Lines from a dataset
━━━━━━━━━━━━━━━━━━━━━━━━━━━━━━
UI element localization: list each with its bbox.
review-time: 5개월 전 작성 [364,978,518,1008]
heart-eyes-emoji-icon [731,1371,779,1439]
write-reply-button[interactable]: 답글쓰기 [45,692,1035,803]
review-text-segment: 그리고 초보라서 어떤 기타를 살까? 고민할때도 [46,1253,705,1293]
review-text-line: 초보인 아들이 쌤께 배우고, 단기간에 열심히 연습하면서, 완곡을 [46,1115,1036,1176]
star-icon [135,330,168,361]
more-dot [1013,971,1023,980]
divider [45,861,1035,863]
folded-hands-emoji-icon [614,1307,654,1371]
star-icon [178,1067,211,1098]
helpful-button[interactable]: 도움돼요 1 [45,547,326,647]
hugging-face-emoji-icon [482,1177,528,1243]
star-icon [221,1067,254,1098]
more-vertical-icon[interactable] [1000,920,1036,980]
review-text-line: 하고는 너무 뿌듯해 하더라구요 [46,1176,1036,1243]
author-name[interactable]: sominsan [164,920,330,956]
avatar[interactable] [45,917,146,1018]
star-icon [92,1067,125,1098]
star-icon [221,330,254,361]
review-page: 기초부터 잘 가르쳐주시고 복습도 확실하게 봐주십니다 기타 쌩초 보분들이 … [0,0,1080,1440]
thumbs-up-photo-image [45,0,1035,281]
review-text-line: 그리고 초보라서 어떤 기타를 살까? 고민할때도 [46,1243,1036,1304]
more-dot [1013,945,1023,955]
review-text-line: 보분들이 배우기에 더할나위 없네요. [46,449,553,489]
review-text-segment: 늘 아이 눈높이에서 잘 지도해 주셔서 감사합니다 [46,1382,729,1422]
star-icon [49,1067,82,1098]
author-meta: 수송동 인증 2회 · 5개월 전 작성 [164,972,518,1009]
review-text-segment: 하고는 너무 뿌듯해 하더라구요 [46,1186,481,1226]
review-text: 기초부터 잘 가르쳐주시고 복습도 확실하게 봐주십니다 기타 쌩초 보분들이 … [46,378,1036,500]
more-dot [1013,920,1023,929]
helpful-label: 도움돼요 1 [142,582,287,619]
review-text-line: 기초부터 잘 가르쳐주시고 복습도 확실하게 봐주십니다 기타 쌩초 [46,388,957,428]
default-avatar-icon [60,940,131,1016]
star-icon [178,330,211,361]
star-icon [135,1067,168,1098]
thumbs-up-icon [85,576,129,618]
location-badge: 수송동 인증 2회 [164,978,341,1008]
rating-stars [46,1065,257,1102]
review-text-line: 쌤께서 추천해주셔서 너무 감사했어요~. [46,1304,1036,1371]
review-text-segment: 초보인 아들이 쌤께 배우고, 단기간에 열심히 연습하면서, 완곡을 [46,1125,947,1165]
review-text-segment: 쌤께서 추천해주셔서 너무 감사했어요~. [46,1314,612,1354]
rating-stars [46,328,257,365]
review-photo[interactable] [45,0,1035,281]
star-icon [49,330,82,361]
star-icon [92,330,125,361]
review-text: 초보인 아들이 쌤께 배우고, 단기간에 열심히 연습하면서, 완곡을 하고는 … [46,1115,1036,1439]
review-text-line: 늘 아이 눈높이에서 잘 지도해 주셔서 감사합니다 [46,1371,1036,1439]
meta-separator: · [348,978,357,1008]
━━━━━━━━━━━━━━━━━━━━━━━━━━━━━━
PROMPT >>
List every line above that contains the string "interactable", copying each one in full.

OUTPUT OF THE EXERCISE >>
write-reply-button[interactable]: 답글쓰기 [45,692,1035,803]
helpful-button[interactable]: 도움돼요 1 [45,547,326,647]
more-vertical-icon[interactable] [1000,920,1036,980]
author-name[interactable]: sominsan [164,920,330,956]
avatar[interactable] [45,917,146,1018]
review-photo[interactable] [45,0,1035,281]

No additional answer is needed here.